(Collection entries)
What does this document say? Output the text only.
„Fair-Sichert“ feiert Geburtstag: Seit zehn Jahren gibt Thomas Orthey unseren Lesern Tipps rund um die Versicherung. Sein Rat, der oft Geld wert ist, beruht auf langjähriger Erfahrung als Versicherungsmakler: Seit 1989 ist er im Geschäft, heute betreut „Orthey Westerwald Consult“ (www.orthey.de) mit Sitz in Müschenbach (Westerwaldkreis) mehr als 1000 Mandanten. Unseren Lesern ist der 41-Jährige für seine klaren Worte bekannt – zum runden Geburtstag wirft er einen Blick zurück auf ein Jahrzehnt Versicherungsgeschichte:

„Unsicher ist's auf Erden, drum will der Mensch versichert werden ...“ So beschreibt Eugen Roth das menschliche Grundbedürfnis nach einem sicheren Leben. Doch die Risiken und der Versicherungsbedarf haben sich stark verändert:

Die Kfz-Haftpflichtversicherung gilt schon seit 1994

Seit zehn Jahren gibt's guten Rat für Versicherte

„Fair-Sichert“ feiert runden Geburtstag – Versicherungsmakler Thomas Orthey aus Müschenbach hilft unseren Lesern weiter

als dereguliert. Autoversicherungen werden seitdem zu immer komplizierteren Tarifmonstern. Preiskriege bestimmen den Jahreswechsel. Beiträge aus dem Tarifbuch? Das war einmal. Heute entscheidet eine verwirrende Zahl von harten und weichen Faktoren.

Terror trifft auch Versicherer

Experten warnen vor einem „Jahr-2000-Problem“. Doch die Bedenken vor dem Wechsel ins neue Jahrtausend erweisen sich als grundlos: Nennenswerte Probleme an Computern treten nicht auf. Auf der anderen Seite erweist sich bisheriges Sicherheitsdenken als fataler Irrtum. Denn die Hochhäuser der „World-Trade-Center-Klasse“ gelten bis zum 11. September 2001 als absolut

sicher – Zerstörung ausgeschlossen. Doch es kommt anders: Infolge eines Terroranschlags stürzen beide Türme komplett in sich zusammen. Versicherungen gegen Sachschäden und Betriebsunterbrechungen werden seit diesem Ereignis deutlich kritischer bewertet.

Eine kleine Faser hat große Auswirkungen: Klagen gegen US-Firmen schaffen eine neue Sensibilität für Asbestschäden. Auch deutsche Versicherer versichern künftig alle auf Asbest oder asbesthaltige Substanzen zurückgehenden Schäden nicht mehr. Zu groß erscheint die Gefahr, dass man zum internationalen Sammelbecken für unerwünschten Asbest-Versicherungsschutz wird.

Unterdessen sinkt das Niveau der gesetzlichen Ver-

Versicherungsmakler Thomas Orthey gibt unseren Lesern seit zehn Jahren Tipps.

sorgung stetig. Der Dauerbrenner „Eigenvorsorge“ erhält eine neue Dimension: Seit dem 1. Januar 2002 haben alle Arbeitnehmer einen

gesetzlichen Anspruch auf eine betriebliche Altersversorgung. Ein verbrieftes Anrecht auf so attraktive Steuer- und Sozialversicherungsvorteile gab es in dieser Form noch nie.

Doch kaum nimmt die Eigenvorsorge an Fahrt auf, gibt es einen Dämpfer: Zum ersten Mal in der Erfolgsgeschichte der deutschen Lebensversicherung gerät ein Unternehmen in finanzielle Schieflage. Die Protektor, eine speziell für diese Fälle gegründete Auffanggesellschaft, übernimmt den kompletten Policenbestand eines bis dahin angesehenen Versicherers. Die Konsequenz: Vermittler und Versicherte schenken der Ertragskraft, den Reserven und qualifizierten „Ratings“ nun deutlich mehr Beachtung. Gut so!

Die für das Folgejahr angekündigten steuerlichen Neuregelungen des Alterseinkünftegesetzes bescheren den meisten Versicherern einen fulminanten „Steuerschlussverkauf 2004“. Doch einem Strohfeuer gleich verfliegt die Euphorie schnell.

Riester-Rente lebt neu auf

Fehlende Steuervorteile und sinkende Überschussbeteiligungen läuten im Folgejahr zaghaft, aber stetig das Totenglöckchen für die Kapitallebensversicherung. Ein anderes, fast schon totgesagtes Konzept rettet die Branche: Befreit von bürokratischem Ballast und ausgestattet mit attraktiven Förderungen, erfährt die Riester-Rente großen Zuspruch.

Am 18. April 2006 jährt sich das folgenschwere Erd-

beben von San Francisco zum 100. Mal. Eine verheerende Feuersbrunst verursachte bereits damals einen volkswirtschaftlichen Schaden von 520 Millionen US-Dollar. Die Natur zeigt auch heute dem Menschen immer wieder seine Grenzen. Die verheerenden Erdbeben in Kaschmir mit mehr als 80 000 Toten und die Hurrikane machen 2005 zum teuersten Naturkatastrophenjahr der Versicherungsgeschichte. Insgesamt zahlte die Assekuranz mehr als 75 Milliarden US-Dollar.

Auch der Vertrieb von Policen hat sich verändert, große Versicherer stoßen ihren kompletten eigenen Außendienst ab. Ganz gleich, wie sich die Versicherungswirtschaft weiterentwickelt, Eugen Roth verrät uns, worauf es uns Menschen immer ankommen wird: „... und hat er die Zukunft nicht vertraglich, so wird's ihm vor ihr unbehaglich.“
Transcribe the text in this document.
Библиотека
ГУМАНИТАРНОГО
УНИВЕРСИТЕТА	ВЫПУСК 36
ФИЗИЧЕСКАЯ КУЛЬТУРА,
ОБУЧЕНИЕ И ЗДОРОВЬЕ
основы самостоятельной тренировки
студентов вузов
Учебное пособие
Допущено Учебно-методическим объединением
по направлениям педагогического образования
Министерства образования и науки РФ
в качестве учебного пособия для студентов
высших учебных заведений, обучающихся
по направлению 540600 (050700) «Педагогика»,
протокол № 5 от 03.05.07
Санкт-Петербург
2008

▶ **Written exercise**:
In the entries above, locate every line with the word "студентов" and copy it.

▶ **Answer to the problem**:
студентов вузов
в качестве учебного пособия для студентов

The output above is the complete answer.